■ **SHORT EXERCISE**
Extract each line of the material that follows exactly and omit its pictures.

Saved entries
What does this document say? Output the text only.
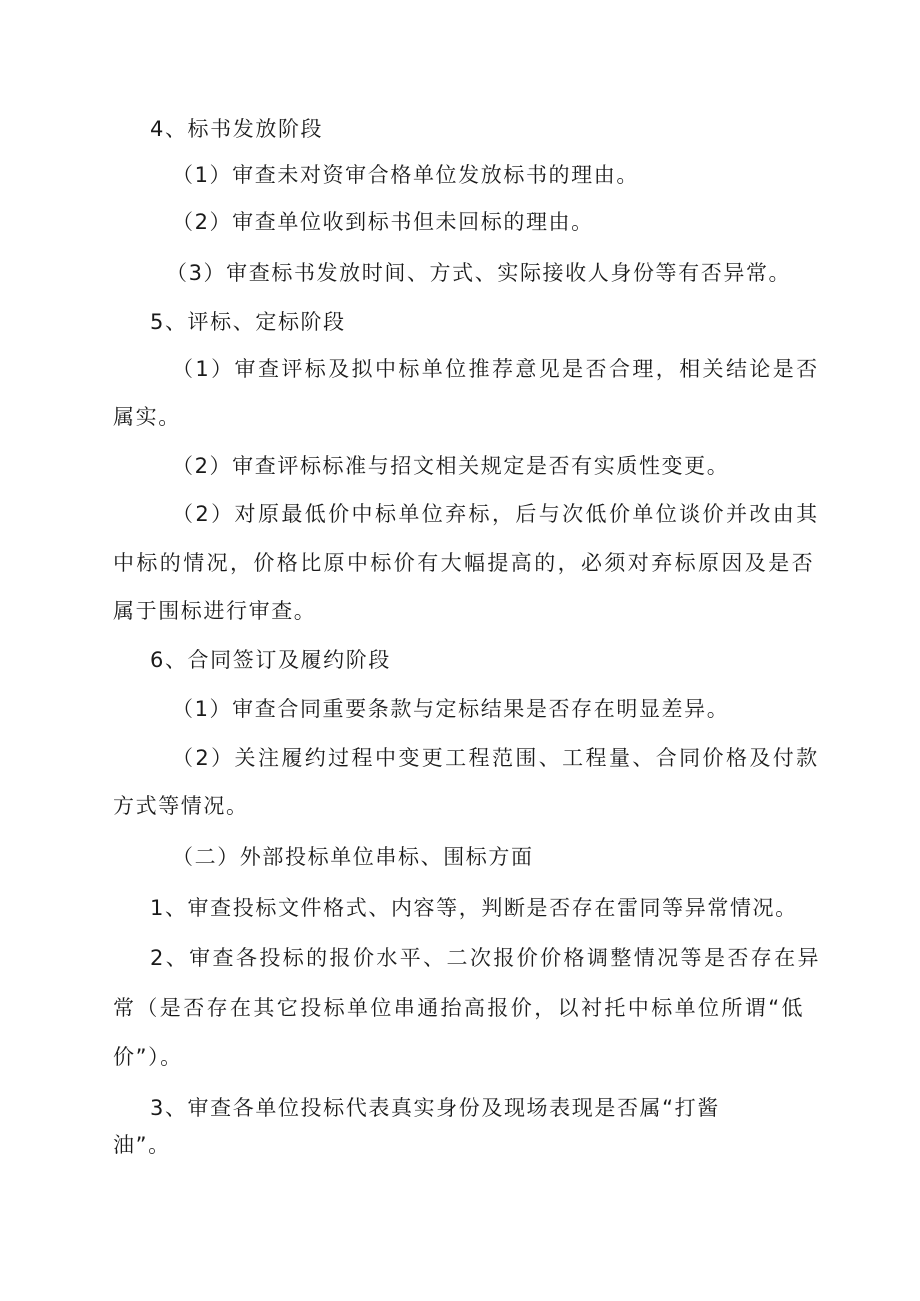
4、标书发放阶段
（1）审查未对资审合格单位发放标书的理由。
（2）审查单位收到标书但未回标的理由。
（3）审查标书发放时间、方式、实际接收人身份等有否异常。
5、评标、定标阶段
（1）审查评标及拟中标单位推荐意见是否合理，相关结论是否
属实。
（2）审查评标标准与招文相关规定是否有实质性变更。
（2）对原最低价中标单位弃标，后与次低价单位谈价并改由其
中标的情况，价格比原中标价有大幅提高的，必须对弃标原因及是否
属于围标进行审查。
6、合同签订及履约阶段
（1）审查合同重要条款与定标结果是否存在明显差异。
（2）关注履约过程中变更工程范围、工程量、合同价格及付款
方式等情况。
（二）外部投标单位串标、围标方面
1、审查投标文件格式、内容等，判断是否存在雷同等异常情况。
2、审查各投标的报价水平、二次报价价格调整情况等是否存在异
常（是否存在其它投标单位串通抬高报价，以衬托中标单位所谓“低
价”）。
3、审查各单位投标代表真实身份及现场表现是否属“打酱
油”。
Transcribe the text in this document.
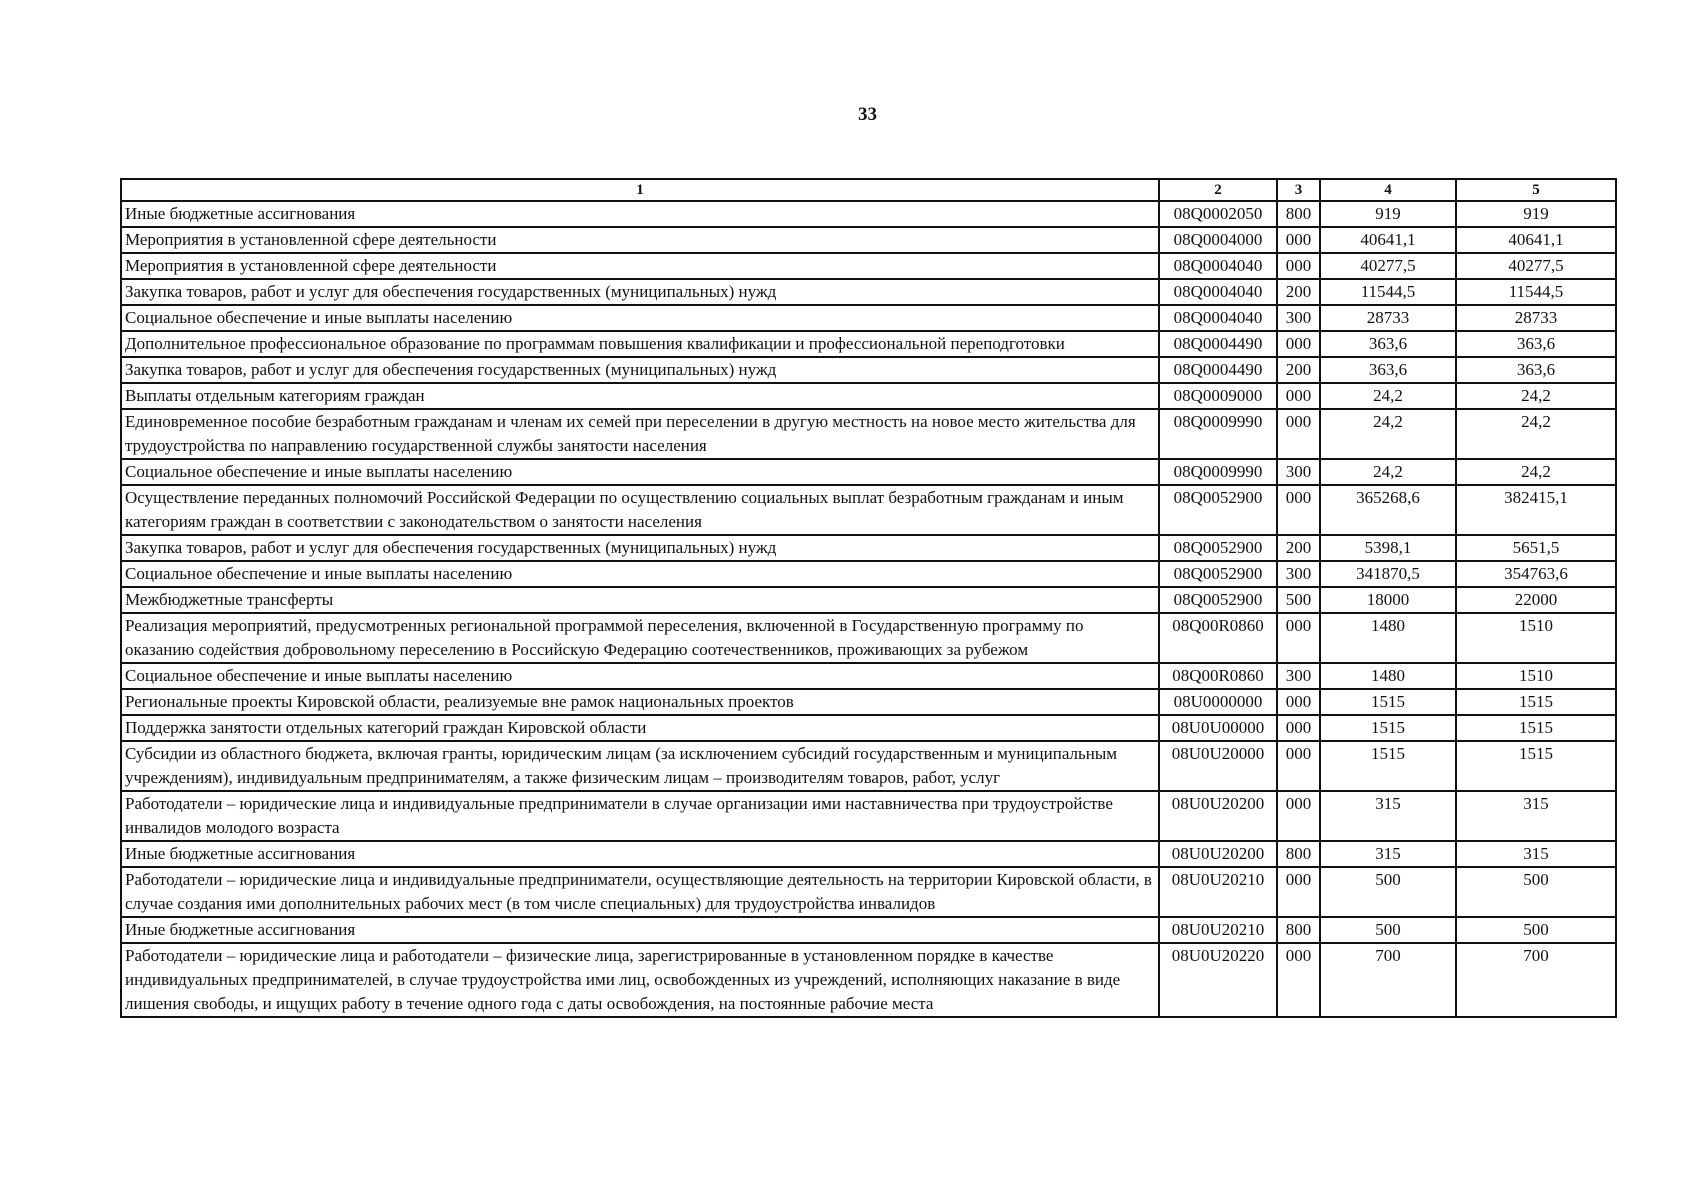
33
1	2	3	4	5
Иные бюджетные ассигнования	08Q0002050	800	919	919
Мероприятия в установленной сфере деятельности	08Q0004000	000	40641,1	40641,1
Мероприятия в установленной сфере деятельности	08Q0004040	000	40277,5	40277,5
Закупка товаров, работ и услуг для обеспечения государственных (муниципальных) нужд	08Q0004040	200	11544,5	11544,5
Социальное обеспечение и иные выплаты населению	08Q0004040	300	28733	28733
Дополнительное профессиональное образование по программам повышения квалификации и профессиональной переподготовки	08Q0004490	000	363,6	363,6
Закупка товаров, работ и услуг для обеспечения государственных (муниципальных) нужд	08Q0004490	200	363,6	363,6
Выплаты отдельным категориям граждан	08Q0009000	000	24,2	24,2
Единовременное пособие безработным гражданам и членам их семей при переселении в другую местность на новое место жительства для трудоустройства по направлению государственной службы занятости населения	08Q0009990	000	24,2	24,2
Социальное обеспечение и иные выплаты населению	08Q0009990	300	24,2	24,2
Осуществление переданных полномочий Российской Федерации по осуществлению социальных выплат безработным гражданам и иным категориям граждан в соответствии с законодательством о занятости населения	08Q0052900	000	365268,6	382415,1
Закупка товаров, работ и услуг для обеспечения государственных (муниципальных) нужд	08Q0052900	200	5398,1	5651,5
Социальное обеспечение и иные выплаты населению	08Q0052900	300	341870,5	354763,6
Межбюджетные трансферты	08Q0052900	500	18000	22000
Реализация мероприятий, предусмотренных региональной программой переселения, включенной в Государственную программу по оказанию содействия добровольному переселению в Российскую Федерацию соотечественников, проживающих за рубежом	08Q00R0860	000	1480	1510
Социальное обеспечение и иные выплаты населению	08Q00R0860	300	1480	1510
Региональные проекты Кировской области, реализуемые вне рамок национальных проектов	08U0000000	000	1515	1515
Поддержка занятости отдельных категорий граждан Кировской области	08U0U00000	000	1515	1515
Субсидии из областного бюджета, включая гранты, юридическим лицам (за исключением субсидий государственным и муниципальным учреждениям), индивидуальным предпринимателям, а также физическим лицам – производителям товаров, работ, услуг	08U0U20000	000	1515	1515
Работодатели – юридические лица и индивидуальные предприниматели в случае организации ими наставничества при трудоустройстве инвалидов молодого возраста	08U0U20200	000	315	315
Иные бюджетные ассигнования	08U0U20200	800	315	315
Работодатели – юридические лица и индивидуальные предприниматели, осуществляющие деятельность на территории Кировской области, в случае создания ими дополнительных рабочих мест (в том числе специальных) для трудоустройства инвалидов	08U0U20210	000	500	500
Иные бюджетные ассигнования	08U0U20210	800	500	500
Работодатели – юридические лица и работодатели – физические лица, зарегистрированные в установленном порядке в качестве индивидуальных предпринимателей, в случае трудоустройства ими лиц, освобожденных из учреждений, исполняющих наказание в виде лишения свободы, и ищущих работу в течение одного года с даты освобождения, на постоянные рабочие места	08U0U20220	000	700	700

■ **ANSWER FOR THE TASK**
What does this document say? Output the text only.
4、标书发放阶段
（1）审查未对资审合格单位发放标书的理由。
（2）审查单位收到标书但未回标的理由。
（3）审查标书发放时间、方式、实际接收人身份等有否异常。
5、评标、定标阶段
（1）审查评标及拟中标单位推荐意见是否合理，相关结论是否
属实。
（2）审查评标标准与招文相关规定是否有实质性变更。
（2）对原最低价中标单位弃标，后与次低价单位谈价并改由其
中标的情况，价格比原中标价有大幅提高的，必须对弃标原因及是否
属于围标进行审查。
6、合同签订及履约阶段
（1）审查合同重要条款与定标结果是否存在明显差异。
（2）关注履约过程中变更工程范围、工程量、合同价格及付款
方式等情况。
（二）外部投标单位串标、围标方面
1、审查投标文件格式、内容等，判断是否存在雷同等异常情况。
2、审查各投标的报价水平、二次报价价格调整情况等是否存在异
常（是否存在其它投标单位串通抬高报价，以衬托中标单位所谓“低
价”）。
3、审查各单位投标代表真实身份及现场表现是否属“打酱
油”。
Transcribe the text in this document.
33
1	2	3	4	5
Иные бюджетные ассигнования	08Q0002050	800	919	919
Мероприятия в установленной сфере деятельности	08Q0004000	000	40641,1	40641,1
Мероприятия в установленной сфере деятельности	08Q0004040	000	40277,5	40277,5
Закупка товаров, работ и услуг для обеспечения государственных (муниципальных) нужд	08Q0004040	200	11544,5	11544,5
Социальное обеспечение и иные выплаты населению	08Q0004040	300	28733	28733
Дополнительное профессиональное образование по программам повышения квалификации и профессиональной переподготовки	08Q0004490	000	363,6	363,6
Закупка товаров, работ и услуг для обеспечения государственных (муниципальных) нужд	08Q0004490	200	363,6	363,6
Выплаты отдельным категориям граждан	08Q0009000	000	24,2	24,2
Единовременное пособие безработным гражданам и членам их семей при переселении в другую местность на новое место жительства для трудоустройства по направлению государственной службы занятости населения	08Q0009990	000	24,2	24,2
Социальное обеспечение и иные выплаты населению	08Q0009990	300	24,2	24,2
Осуществление переданных полномочий Российской Федерации по осуществлению социальных выплат безработным гражданам и иным категориям граждан в соответствии с законодательством о занятости населения	08Q0052900	000	365268,6	382415,1
Закупка товаров, работ и услуг для обеспечения государственных (муниципальных) нужд	08Q0052900	200	5398,1	5651,5
Социальное обеспечение и иные выплаты населению	08Q0052900	300	341870,5	354763,6
Межбюджетные трансферты	08Q0052900	500	18000	22000
Реализация мероприятий, предусмотренных региональной программой переселения, включенной в Государственную программу по оказанию содействия добровольному переселению в Российскую Федерацию соотечественников, проживающих за рубежом	08Q00R0860	000	1480	1510
Социальное обеспечение и иные выплаты населению	08Q00R0860	300	1480	1510
Региональные проекты Кировской области, реализуемые вне рамок национальных проектов	08U0000000	000	1515	1515
Поддержка занятости отдельных категорий граждан Кировской области	08U0U00000	000	1515	1515
Субсидии из областного бюджета, включая гранты, юридическим лицам (за исключением субсидий государственным и муниципальным учреждениям), индивидуальным предпринимателям, а также физическим лицам – производителям товаров, работ, услуг	08U0U20000	000	1515	1515
Работодатели – юридические лица и индивидуальные предприниматели в случае организации ими наставничества при трудоустройстве инвалидов молодого возраста	08U0U20200	000	315	315
Иные бюджетные ассигнования	08U0U20200	800	315	315
Работодатели – юридические лица и индивидуальные предприниматели, осуществляющие деятельность на территории Кировской области, в случае создания ими дополнительных рабочих мест (в том числе специальных) для трудоустройства инвалидов	08U0U20210	000	500	500
Иные бюджетные ассигнования	08U0U20210	800	500	500
Работодатели – юридические лица и работодатели – физические лица, зарегистрированные в установленном порядке в качестве индивидуальных предпринимателей, в случае трудоустройства ими лиц, освобожденных из учреждений, исполняющих наказание в виде лишения свободы, и ищущих работу в течение одного года с даты освобождения, на постоянные рабочие места	08U0U20220	000	700	700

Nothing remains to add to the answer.